Each record below must be returned exactly as shown.

* begin Record set *

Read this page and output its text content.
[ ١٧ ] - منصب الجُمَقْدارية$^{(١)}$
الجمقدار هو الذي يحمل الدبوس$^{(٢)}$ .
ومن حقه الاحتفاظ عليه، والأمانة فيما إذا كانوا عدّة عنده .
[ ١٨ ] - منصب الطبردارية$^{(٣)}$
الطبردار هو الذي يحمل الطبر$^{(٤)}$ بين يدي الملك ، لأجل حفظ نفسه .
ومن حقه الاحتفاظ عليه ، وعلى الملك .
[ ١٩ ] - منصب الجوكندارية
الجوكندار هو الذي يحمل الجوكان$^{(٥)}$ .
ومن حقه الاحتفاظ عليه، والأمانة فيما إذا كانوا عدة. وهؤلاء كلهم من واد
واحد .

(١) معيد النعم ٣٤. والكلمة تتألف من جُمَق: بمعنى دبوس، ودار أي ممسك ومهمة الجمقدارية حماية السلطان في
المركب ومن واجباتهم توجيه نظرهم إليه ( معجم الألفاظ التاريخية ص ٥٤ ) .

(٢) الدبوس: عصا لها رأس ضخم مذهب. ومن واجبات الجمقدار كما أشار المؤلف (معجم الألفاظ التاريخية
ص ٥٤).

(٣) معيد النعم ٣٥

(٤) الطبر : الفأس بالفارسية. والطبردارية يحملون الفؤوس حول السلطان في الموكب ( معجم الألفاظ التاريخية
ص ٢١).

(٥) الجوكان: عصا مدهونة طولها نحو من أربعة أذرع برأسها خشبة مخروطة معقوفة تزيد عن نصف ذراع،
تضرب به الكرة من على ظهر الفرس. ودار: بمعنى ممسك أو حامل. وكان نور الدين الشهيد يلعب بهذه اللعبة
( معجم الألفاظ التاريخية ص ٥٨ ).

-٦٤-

* end Record set *

Exercise solution
Read this page and output its text content.
[ ١٧ ] - منصب الجُمَقْدارية$^{(١)}$
الجمقدار هو الذي يحمل الدبوس$^{(٢)}$ .
ومن حقه الاحتفاظ عليه، والأمانة فيما إذا كانوا عدّة عنده .
[ ١٨ ] - منصب الطبردارية$^{(٣)}$
الطبردار هو الذي يحمل الطبر$^{(٤)}$ بين يدي الملك ، لأجل حفظ نفسه .
ومن حقه الاحتفاظ عليه ، وعلى الملك .
[ ١٩ ] - منصب الجوكندارية
الجوكندار هو الذي يحمل الجوكان$^{(٥)}$ .
ومن حقه الاحتفاظ عليه، والأمانة فيما إذا كانوا عدة. وهؤلاء كلهم من واد
واحد .

(١) معيد النعم ٣٤. والكلمة تتألف من جُمَق: بمعنى دبوس، ودار أي ممسك ومهمة الجمقدارية حماية السلطان في
المركب ومن واجباتهم توجيه نظرهم إليه ( معجم الألفاظ التاريخية ص ٥٤ ) .

(٢) الدبوس: عصا لها رأس ضخم مذهب. ومن واجبات الجمقدار كما أشار المؤلف (معجم الألفاظ التاريخية
ص ٥٤).

(٣) معيد النعم ٣٥

(٤) الطبر : الفأس بالفارسية. والطبردارية يحملون الفؤوس حول السلطان في الموكب ( معجم الألفاظ التاريخية
ص ٢١).

(٥) الجوكان: عصا مدهونة طولها نحو من أربعة أذرع برأسها خشبة مخروطة معقوفة تزيد عن نصف ذراع،
تضرب به الكرة من على ظهر الفرس. ودار: بمعنى ممسك أو حامل. وكان نور الدين الشهيد يلعب بهذه اللعبة
( معجم الألفاظ التاريخية ص ٥٨ ).

-٦٤-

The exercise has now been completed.